→ **PROMPT**:
Single out the lines that include the word "Power". Copy them.

→ **DATASET ENTRIES**:
============================================================

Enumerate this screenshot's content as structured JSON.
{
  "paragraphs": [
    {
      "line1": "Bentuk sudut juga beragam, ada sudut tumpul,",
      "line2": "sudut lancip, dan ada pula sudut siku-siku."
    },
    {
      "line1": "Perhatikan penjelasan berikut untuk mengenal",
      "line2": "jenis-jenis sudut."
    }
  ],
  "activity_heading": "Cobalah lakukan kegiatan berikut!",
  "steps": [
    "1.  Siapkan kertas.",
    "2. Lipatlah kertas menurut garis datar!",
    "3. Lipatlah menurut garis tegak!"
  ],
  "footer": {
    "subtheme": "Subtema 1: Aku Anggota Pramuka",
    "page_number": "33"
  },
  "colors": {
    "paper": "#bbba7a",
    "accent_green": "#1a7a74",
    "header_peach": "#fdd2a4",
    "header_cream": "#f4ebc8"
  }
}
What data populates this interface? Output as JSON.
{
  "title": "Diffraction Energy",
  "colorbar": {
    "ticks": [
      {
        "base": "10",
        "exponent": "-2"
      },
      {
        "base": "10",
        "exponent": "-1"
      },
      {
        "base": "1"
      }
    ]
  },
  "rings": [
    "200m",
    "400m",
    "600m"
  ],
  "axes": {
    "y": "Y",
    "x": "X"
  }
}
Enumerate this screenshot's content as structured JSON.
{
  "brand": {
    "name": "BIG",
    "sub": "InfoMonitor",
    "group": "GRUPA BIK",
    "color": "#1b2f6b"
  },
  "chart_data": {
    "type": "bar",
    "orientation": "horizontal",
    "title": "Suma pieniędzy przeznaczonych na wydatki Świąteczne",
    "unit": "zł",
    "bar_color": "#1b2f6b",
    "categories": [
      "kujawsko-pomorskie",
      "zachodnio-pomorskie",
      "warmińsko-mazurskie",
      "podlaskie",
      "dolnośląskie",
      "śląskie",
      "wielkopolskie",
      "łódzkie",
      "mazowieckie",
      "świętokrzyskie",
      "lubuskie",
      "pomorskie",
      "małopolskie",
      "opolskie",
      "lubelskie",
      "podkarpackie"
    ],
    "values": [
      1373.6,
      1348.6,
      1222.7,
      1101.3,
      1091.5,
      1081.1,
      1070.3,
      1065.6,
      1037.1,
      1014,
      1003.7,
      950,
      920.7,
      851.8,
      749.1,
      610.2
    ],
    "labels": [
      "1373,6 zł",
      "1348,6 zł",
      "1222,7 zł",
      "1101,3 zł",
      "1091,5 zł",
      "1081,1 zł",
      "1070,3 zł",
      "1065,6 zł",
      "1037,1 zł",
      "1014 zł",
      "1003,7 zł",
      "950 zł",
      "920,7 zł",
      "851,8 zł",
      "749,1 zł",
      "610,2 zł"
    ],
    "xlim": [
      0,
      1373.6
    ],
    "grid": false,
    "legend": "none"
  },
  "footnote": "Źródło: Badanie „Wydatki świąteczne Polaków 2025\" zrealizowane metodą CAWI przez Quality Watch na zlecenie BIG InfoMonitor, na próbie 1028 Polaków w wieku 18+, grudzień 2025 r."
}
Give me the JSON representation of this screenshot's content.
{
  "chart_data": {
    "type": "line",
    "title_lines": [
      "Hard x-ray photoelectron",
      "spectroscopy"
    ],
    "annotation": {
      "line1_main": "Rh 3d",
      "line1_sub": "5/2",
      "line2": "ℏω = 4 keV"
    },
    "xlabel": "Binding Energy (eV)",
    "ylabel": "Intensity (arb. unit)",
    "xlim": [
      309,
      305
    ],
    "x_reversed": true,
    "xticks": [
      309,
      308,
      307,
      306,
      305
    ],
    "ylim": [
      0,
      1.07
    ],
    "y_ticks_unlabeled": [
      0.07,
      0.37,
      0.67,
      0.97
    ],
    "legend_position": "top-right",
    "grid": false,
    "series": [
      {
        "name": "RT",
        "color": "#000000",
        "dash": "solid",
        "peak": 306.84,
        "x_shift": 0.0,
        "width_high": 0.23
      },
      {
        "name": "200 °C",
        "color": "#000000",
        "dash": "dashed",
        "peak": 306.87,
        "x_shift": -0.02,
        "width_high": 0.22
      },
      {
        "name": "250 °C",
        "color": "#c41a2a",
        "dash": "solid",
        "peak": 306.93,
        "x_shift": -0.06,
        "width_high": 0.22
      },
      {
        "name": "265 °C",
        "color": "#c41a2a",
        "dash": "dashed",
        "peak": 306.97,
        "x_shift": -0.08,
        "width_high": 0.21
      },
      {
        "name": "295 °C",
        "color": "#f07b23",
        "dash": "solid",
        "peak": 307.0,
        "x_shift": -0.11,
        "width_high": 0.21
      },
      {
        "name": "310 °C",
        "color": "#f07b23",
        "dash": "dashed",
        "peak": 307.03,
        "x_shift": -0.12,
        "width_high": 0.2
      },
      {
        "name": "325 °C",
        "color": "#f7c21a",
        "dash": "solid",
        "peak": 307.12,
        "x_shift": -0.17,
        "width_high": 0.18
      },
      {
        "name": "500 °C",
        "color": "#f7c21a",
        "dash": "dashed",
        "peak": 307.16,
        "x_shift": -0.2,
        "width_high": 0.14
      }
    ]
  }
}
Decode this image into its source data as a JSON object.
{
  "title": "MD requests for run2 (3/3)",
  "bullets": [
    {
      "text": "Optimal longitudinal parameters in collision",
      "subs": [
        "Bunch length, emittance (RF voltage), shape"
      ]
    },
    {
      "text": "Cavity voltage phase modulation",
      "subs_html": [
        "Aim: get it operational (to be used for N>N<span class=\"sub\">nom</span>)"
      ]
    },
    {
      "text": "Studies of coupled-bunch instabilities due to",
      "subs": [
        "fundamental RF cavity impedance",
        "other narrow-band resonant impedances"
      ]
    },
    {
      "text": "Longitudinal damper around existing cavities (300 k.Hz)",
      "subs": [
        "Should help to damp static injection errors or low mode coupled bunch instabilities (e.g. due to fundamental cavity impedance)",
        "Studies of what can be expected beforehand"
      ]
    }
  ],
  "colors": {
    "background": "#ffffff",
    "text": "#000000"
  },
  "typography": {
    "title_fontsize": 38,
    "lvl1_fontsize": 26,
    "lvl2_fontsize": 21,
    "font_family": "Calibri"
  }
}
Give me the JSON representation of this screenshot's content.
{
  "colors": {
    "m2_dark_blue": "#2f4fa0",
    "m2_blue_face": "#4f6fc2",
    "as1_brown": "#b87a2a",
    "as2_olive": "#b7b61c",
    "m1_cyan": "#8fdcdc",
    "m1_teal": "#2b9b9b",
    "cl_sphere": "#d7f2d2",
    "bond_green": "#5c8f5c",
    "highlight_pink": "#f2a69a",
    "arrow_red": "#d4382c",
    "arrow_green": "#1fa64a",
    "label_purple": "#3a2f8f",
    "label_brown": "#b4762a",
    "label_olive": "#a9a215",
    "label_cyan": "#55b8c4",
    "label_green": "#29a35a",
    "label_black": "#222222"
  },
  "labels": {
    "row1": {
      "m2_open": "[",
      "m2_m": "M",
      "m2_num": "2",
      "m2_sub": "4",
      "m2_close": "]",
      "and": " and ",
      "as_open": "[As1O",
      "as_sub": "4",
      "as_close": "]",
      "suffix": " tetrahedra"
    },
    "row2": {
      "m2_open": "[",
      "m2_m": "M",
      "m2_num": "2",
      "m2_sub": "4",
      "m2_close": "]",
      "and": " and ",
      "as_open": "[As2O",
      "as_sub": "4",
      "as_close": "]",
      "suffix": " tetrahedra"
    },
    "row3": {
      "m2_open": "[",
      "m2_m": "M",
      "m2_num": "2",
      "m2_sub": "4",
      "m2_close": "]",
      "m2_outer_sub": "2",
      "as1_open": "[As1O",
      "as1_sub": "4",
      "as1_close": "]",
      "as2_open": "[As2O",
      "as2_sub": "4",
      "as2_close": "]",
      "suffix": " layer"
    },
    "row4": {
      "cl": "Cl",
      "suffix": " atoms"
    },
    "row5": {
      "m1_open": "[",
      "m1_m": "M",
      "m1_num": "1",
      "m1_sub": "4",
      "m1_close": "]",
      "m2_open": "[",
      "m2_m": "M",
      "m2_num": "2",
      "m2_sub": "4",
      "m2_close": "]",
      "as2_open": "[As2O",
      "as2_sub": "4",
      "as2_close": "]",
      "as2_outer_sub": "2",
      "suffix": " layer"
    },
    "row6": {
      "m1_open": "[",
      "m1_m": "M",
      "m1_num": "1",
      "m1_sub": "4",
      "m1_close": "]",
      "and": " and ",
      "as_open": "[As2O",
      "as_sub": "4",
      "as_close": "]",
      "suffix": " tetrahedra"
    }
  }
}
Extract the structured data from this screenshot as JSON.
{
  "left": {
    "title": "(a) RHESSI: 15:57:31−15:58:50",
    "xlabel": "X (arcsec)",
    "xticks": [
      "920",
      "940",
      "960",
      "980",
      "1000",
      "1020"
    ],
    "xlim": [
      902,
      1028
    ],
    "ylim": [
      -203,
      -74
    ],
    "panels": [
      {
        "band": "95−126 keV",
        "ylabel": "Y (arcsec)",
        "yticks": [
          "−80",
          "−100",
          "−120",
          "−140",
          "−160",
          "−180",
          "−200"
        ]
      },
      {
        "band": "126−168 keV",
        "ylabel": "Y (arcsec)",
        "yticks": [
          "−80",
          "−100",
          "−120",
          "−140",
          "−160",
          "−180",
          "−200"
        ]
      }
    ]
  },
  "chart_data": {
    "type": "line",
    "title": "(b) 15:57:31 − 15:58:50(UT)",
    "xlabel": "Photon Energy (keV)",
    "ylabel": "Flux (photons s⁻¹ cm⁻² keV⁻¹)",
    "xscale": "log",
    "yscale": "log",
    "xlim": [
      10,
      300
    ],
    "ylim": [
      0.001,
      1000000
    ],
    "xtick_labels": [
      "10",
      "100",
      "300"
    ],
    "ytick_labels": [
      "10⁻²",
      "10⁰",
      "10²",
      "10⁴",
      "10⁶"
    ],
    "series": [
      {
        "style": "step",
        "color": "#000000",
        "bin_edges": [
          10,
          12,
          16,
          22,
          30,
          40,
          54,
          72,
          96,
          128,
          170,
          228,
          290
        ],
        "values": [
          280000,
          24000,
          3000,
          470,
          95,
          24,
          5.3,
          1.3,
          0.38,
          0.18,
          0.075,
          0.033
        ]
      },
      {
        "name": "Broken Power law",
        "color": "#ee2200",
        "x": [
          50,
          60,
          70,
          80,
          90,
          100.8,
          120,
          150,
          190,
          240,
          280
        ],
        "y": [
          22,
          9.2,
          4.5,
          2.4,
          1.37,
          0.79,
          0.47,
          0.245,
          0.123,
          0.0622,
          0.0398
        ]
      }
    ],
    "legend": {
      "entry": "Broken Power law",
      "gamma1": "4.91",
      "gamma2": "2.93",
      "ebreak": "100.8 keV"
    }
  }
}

============================================================

→ **RESULT FOR THIS EXERCISE**:
        "name": "Broken Power law",
      "entry": "Broken Power law",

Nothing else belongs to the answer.